## [STATED GOAL]
State how many lines of the entries hold the string "market", and output nothing but that count.

## [GIVEN DATA]
/---

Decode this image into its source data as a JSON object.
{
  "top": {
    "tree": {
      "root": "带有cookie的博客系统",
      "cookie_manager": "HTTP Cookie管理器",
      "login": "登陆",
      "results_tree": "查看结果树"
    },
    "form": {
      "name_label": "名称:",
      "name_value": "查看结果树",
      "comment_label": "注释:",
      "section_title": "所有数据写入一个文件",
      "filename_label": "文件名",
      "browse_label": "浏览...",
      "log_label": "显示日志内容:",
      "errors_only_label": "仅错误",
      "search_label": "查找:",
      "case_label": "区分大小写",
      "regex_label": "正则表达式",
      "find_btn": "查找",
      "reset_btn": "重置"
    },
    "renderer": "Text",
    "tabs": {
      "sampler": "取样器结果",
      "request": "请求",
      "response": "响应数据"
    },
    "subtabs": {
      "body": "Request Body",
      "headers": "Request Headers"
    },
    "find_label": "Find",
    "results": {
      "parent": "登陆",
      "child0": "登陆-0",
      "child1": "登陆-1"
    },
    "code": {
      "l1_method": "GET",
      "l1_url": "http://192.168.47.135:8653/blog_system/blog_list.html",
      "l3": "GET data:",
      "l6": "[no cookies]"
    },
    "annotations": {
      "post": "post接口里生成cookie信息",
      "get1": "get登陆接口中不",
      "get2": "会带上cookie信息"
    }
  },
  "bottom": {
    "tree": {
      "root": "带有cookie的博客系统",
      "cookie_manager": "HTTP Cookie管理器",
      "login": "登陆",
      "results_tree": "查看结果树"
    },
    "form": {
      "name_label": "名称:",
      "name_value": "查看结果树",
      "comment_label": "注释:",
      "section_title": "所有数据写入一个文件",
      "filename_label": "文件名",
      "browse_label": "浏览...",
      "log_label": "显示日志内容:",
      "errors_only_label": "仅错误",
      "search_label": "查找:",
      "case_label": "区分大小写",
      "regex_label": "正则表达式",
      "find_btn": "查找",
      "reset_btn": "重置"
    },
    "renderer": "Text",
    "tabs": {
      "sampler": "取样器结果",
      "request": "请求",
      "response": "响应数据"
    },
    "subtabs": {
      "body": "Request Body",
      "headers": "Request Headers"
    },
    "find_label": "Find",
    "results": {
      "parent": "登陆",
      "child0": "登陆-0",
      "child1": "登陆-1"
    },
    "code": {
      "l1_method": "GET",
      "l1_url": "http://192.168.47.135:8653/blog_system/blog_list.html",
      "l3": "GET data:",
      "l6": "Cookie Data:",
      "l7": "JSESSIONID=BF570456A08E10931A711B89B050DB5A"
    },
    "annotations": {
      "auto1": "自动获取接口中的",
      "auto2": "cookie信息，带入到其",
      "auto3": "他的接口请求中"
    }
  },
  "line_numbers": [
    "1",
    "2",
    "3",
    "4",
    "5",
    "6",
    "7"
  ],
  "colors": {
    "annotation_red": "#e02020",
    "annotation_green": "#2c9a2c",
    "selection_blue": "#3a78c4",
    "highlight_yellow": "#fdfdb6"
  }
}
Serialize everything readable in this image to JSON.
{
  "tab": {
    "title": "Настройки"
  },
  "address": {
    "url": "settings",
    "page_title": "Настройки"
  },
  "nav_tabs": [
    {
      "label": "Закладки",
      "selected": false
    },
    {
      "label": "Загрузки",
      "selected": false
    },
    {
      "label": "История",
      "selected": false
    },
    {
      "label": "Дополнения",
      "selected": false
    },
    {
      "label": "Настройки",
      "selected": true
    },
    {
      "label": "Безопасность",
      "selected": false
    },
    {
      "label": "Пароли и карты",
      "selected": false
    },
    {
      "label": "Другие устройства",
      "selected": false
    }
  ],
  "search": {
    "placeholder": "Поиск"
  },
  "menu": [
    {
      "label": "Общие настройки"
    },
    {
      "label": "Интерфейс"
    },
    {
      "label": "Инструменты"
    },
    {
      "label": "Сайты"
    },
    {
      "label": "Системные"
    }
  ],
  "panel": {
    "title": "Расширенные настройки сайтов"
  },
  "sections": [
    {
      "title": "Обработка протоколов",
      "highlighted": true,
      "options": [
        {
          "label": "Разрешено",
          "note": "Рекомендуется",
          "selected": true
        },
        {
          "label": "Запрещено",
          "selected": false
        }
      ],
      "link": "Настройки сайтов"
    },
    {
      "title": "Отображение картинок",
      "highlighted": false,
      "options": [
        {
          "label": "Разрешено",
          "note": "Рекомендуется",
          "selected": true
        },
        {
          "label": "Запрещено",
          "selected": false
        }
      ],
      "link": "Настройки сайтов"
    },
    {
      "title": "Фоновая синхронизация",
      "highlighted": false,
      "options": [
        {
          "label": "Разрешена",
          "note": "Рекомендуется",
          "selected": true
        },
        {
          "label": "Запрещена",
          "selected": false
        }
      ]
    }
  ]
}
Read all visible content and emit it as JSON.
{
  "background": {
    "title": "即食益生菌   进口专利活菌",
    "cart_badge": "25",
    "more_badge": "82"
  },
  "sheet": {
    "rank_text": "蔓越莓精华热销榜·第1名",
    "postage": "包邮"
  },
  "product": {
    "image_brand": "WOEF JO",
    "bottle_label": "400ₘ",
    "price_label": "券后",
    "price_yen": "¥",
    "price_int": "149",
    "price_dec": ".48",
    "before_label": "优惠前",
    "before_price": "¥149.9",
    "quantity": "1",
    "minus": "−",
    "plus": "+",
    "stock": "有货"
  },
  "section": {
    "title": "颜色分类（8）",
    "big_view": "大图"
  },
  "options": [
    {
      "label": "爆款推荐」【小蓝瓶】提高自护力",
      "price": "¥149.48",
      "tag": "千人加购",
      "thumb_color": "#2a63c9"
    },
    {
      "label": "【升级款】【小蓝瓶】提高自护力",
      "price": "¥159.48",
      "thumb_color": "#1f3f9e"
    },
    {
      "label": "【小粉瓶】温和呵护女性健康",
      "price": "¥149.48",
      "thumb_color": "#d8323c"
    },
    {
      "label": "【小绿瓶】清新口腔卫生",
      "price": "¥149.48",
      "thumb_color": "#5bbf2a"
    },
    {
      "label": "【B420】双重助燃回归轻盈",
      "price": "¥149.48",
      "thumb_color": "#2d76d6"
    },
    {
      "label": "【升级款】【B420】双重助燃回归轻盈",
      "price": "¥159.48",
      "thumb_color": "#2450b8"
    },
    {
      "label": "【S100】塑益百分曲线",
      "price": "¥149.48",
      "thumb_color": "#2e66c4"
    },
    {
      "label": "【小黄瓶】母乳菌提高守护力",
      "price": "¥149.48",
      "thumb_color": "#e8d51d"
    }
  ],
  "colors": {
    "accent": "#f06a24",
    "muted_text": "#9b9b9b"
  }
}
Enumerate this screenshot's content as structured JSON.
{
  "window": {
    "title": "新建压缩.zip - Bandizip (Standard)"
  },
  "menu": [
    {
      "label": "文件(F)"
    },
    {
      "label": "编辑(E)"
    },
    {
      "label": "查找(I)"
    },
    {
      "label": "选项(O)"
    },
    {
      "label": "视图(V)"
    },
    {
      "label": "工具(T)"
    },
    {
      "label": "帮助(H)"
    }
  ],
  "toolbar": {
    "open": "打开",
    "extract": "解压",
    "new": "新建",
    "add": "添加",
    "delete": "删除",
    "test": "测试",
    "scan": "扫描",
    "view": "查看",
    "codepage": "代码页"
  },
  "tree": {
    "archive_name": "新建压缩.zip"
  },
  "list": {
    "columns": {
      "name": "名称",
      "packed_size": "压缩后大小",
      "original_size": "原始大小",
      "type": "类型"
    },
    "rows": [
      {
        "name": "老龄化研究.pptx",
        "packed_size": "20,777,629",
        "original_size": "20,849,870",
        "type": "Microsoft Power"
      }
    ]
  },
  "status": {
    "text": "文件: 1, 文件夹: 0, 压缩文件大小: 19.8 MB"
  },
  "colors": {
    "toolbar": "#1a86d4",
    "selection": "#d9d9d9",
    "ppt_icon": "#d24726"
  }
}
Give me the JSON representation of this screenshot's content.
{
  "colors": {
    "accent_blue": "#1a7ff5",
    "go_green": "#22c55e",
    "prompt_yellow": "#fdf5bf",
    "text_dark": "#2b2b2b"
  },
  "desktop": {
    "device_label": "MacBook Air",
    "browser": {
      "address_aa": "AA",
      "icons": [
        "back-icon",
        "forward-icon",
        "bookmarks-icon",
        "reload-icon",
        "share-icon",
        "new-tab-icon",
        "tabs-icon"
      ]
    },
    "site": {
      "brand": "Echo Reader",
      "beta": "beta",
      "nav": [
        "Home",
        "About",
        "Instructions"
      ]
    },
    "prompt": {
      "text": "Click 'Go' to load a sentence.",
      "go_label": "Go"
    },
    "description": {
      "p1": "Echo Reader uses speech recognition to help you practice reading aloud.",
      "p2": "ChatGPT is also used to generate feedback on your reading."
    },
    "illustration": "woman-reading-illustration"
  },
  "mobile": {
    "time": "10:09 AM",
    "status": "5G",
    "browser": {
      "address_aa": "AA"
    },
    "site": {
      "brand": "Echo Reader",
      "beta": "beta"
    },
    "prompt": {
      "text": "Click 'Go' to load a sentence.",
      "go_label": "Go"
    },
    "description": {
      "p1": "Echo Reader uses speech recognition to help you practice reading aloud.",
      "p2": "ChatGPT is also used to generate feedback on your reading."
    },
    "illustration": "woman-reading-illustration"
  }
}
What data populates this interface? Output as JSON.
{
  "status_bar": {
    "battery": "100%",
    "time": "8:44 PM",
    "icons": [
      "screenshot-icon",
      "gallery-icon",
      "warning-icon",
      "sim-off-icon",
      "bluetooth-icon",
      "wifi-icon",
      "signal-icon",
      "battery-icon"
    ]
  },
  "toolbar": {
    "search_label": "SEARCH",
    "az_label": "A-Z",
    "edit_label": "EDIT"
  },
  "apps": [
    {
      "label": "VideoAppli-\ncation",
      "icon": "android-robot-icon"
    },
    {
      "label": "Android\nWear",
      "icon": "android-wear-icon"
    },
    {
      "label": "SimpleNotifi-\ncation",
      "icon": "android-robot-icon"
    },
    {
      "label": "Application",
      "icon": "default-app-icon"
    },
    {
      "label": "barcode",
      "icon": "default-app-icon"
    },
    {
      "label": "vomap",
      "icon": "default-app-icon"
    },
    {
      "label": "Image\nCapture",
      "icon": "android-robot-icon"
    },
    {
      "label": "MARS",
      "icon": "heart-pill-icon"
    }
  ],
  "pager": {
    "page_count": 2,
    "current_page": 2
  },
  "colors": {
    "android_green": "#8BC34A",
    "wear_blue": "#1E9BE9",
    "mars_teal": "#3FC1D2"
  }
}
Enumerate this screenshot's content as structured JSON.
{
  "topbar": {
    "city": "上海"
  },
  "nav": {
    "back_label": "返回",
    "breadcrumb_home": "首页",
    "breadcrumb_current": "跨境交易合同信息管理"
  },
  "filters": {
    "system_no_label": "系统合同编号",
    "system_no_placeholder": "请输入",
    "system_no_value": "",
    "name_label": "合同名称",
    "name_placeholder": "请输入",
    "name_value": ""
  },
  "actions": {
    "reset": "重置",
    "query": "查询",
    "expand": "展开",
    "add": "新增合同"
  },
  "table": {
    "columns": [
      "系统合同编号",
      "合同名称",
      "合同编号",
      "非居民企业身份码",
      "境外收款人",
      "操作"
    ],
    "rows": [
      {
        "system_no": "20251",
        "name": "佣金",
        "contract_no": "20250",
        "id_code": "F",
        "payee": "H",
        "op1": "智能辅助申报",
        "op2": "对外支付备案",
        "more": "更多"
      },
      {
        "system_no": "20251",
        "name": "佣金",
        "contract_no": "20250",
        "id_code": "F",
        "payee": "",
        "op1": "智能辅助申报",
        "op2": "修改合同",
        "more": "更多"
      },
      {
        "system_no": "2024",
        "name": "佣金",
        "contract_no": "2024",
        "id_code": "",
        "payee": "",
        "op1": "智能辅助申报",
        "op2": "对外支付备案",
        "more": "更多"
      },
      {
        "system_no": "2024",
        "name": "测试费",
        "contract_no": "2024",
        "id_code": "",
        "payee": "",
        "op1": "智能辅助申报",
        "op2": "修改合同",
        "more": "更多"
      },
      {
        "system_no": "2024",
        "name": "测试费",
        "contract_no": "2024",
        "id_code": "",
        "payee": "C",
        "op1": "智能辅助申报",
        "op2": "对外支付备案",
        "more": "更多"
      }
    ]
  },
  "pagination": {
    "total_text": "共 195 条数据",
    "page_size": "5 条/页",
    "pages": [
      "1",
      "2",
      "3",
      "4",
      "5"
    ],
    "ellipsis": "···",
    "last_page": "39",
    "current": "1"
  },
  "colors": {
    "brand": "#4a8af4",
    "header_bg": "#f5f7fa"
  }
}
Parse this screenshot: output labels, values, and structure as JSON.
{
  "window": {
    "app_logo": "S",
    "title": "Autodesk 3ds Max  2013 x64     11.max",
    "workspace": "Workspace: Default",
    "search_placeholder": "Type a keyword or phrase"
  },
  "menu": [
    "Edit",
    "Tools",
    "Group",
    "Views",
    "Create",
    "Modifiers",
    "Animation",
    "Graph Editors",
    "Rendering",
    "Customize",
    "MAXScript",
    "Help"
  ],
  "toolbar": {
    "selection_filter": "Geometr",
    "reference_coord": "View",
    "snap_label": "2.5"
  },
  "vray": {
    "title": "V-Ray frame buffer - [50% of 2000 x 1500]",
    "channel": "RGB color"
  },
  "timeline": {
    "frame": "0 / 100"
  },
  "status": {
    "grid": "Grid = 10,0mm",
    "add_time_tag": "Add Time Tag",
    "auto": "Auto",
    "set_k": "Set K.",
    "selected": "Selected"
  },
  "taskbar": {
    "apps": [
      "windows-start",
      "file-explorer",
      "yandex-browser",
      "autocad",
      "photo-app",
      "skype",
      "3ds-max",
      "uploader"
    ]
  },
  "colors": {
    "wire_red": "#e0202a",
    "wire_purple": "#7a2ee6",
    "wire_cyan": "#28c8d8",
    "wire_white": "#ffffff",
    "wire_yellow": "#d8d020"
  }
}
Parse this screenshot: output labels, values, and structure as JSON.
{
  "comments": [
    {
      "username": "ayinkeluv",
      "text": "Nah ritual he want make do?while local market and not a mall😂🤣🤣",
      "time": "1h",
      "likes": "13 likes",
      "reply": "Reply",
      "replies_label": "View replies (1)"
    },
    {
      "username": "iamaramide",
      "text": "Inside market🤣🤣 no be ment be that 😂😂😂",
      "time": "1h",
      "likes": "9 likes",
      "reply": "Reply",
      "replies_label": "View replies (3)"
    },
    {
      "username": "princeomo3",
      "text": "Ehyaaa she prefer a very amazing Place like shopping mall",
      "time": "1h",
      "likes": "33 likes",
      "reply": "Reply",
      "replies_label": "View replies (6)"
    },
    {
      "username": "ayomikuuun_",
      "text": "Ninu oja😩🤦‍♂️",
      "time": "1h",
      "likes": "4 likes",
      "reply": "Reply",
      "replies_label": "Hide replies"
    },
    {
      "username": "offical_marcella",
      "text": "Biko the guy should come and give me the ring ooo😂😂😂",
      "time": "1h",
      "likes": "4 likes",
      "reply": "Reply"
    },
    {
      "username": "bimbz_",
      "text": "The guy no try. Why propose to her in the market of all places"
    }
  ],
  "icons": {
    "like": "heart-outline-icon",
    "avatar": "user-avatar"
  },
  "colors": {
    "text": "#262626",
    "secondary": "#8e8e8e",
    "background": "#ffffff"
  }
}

\---

## [WRITTEN RESPONSE]
3